#### [The exercise]
Gather each line containing the string "частью" from these entries.
======== Material for this exercise ========
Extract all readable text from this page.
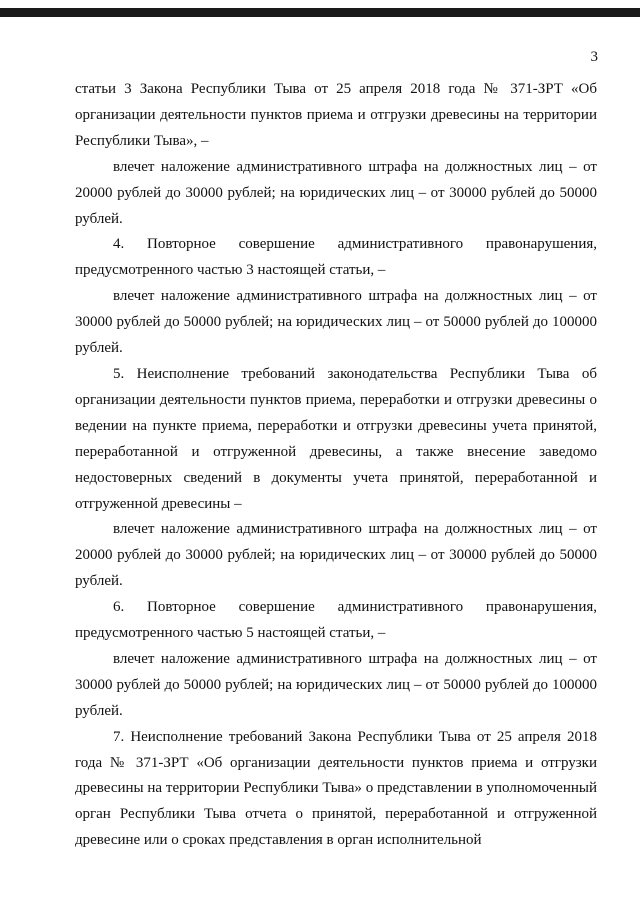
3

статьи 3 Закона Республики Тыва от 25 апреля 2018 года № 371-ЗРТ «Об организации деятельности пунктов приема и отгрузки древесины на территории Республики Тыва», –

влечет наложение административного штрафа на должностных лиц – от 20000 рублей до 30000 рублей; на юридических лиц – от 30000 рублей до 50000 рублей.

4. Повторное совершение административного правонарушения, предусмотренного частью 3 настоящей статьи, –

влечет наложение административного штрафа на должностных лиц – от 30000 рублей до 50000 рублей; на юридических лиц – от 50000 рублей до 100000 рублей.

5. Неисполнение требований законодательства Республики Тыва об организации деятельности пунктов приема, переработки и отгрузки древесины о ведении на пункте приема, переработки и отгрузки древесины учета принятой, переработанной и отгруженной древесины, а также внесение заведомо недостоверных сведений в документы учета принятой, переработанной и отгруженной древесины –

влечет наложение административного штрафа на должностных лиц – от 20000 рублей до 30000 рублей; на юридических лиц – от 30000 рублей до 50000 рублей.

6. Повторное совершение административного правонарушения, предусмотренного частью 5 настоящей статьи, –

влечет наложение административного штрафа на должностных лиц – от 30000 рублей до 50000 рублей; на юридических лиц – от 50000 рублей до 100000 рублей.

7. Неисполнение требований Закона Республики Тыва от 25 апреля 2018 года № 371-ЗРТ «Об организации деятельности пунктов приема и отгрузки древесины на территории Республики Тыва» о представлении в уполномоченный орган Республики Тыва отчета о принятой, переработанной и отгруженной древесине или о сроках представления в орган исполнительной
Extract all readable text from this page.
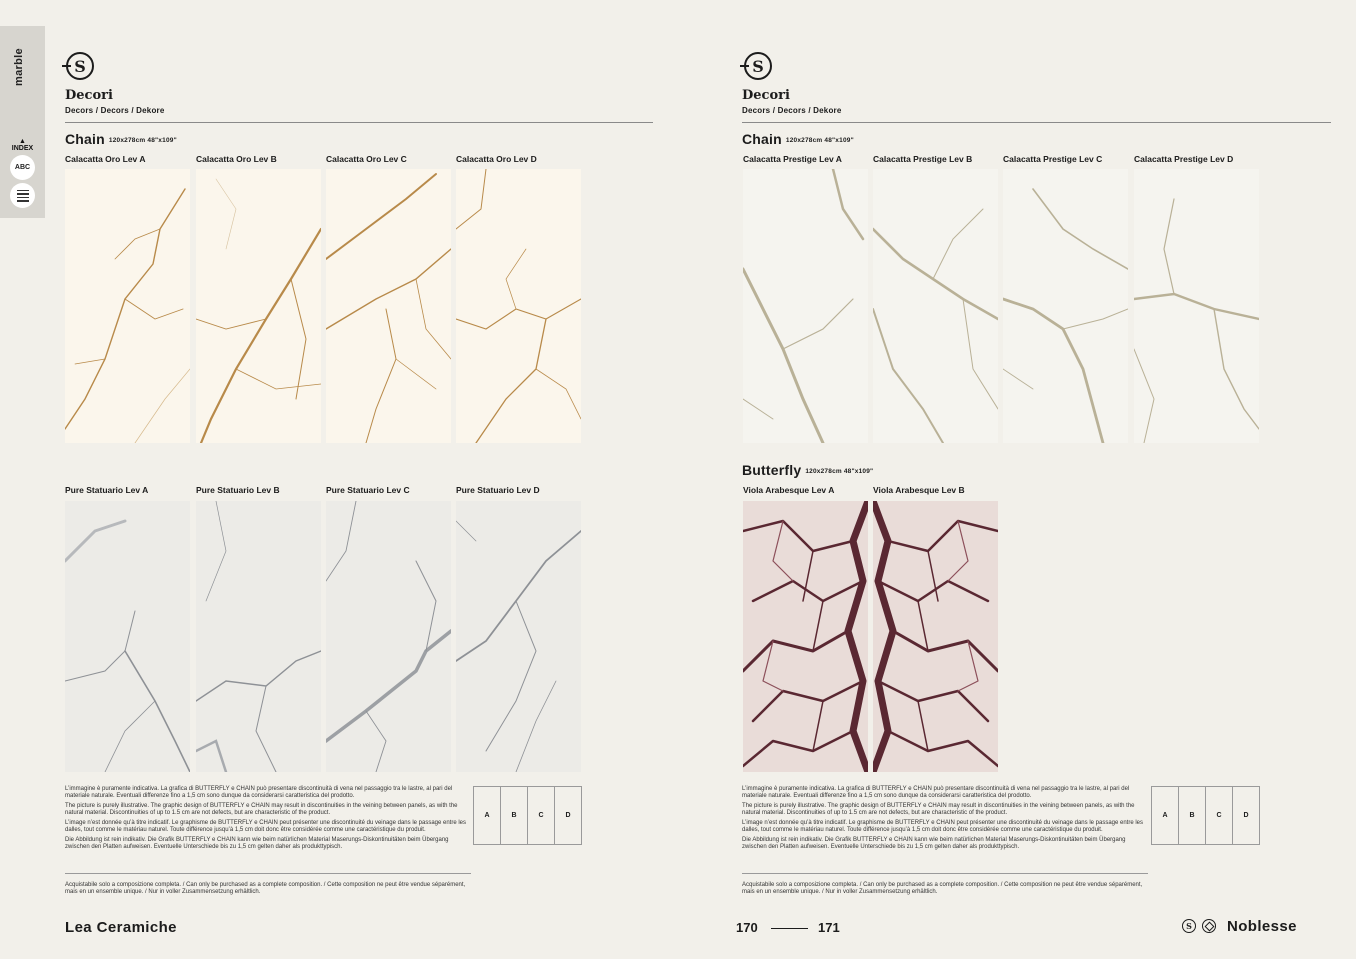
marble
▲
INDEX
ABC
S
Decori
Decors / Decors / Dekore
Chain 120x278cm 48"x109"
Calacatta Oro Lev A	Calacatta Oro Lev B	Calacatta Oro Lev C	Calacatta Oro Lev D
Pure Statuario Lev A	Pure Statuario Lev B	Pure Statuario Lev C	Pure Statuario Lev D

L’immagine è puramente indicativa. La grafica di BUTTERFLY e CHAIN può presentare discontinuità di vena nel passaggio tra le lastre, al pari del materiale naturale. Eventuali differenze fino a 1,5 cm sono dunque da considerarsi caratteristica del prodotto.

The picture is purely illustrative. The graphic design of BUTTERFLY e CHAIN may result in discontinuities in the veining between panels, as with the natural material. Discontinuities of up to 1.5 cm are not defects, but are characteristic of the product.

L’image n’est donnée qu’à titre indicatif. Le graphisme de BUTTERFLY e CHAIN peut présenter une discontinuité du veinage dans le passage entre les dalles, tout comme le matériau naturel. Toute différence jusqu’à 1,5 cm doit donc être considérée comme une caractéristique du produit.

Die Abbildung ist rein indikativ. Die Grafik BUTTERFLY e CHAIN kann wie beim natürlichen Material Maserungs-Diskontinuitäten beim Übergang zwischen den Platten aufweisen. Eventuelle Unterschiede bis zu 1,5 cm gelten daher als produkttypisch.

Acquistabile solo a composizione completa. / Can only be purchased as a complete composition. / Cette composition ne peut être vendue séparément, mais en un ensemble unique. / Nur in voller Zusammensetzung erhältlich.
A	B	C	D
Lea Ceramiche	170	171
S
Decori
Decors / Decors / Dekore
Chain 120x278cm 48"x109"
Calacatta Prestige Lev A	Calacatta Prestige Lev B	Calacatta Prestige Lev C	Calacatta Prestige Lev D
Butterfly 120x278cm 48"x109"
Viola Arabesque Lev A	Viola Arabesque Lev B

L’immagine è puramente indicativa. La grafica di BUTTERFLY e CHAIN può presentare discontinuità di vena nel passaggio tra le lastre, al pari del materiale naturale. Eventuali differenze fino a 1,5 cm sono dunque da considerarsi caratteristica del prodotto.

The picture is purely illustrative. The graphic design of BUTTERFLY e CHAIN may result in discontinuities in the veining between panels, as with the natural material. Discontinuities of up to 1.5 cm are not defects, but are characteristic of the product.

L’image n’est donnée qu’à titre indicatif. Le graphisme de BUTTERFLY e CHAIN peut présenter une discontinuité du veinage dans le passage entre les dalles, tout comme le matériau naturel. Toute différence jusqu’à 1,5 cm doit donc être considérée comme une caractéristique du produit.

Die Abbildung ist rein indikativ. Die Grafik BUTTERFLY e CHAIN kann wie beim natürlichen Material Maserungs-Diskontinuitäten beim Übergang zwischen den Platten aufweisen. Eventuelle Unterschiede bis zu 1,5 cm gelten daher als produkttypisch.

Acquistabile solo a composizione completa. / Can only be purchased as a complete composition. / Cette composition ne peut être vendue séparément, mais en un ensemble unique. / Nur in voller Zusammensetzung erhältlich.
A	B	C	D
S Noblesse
========
======== Material for this exercise ========
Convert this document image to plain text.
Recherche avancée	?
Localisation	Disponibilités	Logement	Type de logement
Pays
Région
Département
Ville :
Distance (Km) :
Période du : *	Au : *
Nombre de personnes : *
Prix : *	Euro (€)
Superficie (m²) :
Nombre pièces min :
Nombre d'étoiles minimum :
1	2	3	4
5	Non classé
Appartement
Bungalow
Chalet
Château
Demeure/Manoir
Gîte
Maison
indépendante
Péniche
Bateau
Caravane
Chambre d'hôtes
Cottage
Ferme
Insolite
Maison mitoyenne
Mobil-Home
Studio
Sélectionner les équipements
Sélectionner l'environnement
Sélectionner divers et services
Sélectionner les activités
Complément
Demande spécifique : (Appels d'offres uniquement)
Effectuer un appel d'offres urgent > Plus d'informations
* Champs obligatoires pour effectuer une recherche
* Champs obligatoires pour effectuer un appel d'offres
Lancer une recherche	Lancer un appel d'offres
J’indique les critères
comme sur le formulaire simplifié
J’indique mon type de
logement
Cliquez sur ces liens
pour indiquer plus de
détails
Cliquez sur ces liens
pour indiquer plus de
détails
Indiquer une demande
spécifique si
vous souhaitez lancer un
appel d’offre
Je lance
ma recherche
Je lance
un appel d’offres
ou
========
#### [Output of the exercise]
4. Повторное совершение административного правонарушения, предусмотренного частью 3 настоящей статьи, –
6. Повторное совершение административного правонарушения, предусмотренного частью 5 настоящей статьи, –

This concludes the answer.